• [Task details] Copy out each line of the data that holds the word "want".

+-------+

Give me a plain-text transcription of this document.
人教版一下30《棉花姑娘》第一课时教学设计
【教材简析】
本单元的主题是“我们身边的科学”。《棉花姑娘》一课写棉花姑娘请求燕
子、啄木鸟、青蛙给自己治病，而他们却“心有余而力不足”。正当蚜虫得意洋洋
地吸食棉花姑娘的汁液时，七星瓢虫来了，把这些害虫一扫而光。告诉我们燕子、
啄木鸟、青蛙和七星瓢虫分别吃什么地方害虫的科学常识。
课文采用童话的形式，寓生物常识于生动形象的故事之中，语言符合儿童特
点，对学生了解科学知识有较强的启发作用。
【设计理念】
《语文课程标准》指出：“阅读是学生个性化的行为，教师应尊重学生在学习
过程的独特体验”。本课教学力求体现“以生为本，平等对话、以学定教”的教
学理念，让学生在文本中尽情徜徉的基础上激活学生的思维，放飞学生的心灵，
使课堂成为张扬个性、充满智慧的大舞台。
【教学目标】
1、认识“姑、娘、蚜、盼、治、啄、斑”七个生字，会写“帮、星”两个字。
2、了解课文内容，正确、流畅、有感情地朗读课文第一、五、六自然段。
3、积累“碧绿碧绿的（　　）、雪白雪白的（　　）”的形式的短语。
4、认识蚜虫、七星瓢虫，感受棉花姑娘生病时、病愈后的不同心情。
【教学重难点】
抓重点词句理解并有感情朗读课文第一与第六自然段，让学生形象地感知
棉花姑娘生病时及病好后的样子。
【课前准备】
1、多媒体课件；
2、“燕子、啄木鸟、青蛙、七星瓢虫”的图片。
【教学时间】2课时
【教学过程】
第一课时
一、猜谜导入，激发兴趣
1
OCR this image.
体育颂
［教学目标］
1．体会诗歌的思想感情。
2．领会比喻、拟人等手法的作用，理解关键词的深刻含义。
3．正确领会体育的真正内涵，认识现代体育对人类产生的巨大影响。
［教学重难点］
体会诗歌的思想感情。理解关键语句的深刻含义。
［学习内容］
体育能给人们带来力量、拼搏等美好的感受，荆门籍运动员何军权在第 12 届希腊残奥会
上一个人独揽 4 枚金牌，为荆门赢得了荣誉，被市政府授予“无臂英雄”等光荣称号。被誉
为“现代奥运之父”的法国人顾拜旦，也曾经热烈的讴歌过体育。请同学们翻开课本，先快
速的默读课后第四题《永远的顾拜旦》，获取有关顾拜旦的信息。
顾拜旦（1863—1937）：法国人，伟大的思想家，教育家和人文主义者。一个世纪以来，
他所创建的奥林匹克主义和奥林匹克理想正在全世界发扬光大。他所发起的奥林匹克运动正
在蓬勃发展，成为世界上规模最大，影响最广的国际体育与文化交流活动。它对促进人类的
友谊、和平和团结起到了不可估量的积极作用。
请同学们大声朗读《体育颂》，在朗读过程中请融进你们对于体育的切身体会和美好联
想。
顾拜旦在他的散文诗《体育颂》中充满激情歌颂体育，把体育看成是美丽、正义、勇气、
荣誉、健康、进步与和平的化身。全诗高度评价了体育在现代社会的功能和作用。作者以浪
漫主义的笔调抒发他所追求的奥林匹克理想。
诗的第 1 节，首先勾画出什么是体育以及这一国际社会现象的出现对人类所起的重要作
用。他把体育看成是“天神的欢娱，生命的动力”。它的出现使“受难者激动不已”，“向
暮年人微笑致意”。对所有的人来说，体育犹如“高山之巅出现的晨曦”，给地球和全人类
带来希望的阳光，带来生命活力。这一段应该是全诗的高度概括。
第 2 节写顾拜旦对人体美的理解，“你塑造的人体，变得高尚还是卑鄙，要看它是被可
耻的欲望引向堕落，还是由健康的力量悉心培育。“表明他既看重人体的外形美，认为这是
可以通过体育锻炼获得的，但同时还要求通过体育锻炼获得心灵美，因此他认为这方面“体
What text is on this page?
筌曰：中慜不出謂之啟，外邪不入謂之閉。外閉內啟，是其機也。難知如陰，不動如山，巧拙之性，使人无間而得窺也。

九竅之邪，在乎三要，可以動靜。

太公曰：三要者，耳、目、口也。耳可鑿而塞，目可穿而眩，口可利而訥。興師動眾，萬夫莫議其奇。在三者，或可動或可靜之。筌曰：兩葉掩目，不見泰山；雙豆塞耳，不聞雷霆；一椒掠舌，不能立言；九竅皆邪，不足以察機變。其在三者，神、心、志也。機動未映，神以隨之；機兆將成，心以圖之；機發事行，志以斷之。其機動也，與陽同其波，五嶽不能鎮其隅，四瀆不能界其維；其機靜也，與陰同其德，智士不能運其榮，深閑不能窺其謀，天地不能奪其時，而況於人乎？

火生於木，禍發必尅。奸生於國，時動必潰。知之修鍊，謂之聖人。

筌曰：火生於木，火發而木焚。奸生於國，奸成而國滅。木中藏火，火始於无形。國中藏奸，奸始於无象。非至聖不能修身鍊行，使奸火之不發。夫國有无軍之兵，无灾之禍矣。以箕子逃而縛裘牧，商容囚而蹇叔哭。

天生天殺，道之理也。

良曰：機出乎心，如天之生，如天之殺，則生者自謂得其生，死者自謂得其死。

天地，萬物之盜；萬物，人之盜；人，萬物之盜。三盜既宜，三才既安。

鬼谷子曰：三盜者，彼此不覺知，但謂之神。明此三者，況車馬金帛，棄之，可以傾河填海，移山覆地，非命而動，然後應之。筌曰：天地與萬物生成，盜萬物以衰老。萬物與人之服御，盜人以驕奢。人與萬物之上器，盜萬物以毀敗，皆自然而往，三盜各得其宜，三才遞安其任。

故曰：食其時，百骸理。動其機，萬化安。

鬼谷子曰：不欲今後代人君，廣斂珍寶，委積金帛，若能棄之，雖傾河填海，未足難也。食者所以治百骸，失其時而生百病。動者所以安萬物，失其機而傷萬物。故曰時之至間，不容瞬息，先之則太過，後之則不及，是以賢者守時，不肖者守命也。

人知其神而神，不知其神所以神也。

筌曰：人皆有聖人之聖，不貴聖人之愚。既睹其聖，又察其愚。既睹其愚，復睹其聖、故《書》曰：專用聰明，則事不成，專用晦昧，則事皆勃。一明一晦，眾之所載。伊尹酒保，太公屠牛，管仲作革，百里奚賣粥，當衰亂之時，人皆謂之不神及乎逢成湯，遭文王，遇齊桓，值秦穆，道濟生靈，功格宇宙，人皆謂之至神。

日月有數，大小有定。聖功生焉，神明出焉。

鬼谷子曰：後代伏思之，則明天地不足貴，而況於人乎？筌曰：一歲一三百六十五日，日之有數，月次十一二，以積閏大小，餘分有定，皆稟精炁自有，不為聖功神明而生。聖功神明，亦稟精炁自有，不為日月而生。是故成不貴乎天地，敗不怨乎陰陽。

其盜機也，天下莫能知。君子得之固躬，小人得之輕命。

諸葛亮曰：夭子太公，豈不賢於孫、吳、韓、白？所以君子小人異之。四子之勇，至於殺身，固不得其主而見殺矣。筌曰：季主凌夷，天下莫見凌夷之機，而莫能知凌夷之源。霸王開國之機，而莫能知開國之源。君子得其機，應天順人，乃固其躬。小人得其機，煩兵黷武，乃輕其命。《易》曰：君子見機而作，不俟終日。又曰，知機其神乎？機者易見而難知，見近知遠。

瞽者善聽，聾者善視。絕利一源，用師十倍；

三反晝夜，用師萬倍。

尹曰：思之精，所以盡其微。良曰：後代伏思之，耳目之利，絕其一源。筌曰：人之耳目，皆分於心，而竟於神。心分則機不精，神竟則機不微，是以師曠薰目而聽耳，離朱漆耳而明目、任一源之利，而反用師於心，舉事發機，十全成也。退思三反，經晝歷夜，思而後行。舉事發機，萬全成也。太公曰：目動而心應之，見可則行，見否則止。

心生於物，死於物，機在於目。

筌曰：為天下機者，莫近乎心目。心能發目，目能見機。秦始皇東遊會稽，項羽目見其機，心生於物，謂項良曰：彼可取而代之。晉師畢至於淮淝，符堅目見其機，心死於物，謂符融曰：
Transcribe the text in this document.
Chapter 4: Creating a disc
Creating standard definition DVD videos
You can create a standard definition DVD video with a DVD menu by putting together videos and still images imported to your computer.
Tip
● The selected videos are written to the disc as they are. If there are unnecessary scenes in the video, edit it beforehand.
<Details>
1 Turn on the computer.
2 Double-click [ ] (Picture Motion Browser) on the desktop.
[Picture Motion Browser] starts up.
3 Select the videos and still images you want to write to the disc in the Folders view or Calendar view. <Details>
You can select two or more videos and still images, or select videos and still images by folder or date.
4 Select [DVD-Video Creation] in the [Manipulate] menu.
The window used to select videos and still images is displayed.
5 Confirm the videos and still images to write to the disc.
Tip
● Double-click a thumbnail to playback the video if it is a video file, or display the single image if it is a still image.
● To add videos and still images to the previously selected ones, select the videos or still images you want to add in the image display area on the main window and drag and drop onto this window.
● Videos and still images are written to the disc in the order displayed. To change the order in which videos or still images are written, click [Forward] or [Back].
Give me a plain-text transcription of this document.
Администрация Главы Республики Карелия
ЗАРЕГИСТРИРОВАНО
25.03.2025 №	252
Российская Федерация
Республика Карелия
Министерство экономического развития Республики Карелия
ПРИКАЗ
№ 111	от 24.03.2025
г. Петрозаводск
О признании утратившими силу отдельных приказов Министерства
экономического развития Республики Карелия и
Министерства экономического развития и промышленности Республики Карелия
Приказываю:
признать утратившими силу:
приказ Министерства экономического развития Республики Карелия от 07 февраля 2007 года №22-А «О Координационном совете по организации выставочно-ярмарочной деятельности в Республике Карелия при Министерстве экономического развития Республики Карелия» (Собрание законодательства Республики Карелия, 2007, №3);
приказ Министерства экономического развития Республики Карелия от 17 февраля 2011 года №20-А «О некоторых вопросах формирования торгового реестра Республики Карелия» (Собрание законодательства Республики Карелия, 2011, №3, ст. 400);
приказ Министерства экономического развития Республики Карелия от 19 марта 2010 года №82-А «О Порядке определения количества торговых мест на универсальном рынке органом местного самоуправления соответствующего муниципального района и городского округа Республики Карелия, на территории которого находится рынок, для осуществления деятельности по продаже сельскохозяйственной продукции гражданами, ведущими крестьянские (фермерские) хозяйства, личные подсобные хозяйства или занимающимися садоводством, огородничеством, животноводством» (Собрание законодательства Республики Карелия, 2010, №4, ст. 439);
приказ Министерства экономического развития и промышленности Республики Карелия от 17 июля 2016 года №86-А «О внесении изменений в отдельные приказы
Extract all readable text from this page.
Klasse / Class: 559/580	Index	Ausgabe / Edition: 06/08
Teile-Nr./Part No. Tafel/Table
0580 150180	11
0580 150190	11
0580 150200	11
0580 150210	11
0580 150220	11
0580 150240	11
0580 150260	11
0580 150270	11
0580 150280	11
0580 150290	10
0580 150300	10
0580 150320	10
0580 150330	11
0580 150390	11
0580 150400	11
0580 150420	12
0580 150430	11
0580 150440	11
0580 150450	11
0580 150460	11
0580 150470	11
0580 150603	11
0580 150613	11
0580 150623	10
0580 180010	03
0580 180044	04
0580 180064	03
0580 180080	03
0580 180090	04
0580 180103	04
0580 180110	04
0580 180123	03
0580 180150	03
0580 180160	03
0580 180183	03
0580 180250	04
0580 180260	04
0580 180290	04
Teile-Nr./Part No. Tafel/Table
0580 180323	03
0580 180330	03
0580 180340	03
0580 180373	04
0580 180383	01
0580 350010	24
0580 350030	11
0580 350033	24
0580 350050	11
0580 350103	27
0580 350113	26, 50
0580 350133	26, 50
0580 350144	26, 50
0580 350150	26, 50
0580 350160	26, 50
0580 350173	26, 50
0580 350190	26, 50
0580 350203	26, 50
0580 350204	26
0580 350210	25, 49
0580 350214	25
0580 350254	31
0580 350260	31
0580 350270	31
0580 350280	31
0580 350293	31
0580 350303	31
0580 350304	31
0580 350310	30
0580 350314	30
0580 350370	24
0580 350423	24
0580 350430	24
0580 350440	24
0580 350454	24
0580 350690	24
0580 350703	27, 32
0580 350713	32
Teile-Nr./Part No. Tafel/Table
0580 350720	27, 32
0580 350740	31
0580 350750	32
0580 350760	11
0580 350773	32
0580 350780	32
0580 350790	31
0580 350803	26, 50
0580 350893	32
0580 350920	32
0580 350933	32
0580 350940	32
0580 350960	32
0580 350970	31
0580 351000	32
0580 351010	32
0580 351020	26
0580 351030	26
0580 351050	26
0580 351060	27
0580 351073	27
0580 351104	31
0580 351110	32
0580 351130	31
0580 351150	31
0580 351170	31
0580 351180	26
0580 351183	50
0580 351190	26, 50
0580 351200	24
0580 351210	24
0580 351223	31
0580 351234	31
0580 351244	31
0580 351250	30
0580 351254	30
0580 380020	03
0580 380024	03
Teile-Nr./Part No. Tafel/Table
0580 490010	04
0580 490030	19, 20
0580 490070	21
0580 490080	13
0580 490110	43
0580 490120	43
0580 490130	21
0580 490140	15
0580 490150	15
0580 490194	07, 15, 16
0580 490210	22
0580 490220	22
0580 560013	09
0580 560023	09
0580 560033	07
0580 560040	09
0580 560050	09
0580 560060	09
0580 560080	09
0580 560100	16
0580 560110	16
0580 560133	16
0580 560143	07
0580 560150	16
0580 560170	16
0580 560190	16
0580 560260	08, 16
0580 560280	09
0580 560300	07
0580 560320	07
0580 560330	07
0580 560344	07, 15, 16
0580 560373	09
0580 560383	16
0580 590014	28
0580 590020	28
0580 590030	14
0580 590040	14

+-------+

• [Answer to this problem]
3 Select the videos and still images you want to write to the disc in the Folders view or Calendar view. <Details>
● To add videos and still images to the previously selected ones, select the videos or still images you want to add in the image display area on the main window and drag and drop onto this window.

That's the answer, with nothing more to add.